TASK BRIEF:
Search the records below for the word "Code". Pull out each line that has it.

DATA SECTION:
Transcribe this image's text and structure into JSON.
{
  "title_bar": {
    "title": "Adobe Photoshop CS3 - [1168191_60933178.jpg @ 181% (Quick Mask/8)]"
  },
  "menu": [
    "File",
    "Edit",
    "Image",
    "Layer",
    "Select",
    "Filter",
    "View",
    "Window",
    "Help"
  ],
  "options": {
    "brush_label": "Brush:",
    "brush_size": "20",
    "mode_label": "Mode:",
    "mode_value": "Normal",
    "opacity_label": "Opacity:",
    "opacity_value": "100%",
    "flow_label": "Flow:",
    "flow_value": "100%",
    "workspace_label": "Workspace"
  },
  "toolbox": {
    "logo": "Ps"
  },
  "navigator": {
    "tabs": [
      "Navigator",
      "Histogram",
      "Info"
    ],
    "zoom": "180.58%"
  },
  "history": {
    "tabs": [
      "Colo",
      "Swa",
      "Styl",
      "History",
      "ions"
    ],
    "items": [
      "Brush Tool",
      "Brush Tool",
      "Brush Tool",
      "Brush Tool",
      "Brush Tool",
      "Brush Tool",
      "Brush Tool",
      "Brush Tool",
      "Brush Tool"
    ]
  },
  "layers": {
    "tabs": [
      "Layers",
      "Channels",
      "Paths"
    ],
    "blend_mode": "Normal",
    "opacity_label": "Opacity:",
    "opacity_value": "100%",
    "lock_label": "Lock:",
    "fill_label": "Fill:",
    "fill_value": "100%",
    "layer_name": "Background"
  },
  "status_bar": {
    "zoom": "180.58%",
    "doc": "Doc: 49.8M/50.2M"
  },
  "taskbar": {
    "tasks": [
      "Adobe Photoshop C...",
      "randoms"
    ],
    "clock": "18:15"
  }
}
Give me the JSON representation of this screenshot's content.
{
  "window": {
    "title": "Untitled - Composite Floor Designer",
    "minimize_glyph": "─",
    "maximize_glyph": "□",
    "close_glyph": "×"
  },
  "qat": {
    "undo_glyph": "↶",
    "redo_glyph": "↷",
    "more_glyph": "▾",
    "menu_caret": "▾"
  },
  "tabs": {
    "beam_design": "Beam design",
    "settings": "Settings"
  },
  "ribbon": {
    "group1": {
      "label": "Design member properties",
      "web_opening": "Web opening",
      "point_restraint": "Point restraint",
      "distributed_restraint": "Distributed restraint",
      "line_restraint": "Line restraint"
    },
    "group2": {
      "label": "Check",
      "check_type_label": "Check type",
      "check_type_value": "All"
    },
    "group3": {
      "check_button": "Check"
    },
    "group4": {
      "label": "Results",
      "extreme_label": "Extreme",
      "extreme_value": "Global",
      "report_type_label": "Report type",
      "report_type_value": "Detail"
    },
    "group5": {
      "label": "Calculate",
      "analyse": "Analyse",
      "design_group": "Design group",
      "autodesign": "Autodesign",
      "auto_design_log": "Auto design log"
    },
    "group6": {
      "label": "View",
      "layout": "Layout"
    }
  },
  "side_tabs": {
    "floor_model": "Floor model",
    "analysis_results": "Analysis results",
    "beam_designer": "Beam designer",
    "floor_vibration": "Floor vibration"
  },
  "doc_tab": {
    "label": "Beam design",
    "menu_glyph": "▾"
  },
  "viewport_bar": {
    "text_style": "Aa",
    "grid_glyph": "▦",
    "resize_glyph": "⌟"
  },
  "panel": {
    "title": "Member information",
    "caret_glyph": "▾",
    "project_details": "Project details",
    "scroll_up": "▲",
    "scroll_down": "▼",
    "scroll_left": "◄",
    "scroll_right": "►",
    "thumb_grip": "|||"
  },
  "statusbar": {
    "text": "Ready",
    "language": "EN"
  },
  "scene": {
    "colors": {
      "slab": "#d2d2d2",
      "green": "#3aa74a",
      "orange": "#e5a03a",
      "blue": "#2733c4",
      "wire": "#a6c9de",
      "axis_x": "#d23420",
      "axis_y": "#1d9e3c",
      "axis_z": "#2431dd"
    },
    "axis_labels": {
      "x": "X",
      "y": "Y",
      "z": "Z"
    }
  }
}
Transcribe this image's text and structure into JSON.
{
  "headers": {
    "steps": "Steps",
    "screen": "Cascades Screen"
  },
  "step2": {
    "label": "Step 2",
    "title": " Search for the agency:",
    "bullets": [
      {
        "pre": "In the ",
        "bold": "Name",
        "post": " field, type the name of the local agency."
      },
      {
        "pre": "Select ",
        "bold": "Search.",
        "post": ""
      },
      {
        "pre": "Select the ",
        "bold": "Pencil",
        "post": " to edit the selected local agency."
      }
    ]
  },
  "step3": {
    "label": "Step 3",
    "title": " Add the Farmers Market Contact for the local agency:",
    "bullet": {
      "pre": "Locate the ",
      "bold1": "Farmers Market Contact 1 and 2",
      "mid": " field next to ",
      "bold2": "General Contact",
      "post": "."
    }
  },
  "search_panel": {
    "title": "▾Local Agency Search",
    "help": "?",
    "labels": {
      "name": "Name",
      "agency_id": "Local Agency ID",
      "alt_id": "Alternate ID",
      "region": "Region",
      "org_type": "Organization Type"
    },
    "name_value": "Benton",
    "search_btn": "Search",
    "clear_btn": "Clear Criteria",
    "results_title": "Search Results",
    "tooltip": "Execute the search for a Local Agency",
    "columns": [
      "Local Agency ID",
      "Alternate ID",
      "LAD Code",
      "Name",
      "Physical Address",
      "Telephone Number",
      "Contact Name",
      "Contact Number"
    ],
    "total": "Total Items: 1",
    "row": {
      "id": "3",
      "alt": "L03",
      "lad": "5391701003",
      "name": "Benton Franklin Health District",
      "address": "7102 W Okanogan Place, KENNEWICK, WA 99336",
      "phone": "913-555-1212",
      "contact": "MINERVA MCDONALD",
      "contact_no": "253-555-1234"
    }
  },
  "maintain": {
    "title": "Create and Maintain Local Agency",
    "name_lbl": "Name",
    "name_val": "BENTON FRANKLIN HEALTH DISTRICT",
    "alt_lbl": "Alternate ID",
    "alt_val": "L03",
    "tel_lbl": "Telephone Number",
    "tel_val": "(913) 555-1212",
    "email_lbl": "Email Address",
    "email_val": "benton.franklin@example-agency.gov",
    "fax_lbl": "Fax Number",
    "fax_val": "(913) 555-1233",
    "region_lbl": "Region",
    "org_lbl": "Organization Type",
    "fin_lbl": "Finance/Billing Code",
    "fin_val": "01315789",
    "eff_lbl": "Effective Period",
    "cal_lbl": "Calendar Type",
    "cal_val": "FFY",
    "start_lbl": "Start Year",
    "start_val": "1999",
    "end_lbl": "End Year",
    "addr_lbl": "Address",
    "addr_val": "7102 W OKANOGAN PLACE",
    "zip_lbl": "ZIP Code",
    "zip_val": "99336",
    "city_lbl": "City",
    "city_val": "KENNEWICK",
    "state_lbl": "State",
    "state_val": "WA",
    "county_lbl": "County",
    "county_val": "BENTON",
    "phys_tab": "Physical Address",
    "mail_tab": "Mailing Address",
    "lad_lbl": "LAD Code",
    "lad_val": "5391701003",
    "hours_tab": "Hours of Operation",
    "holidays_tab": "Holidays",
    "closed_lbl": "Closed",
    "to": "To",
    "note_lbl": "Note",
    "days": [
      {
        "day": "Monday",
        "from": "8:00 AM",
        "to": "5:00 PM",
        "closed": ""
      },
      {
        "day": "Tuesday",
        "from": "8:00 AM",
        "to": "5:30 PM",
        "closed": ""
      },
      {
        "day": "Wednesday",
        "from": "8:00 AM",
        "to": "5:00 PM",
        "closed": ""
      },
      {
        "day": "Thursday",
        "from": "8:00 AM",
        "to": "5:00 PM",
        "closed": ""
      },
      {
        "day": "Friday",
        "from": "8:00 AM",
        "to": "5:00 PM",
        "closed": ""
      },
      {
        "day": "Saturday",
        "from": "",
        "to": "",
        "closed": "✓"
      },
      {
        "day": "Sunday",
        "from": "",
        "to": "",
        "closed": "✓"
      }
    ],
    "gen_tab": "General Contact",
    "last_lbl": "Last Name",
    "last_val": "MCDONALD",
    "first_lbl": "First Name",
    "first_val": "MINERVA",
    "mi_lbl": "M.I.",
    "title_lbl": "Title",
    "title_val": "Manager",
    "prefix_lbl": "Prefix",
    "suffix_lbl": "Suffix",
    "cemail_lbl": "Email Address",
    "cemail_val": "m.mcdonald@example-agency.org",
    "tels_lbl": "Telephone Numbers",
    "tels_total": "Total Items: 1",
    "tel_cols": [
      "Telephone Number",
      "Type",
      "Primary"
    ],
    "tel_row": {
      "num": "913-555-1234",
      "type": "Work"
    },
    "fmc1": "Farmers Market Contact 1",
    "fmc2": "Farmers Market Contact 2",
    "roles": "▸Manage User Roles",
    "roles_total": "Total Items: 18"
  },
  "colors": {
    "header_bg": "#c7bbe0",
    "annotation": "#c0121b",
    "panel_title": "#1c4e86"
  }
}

FULL ANSWER:
      "LAD Code",
    "fin_lbl": "Finance/Billing Code",
    "zip_lbl": "ZIP Code",
    "lad_lbl": "LAD Code",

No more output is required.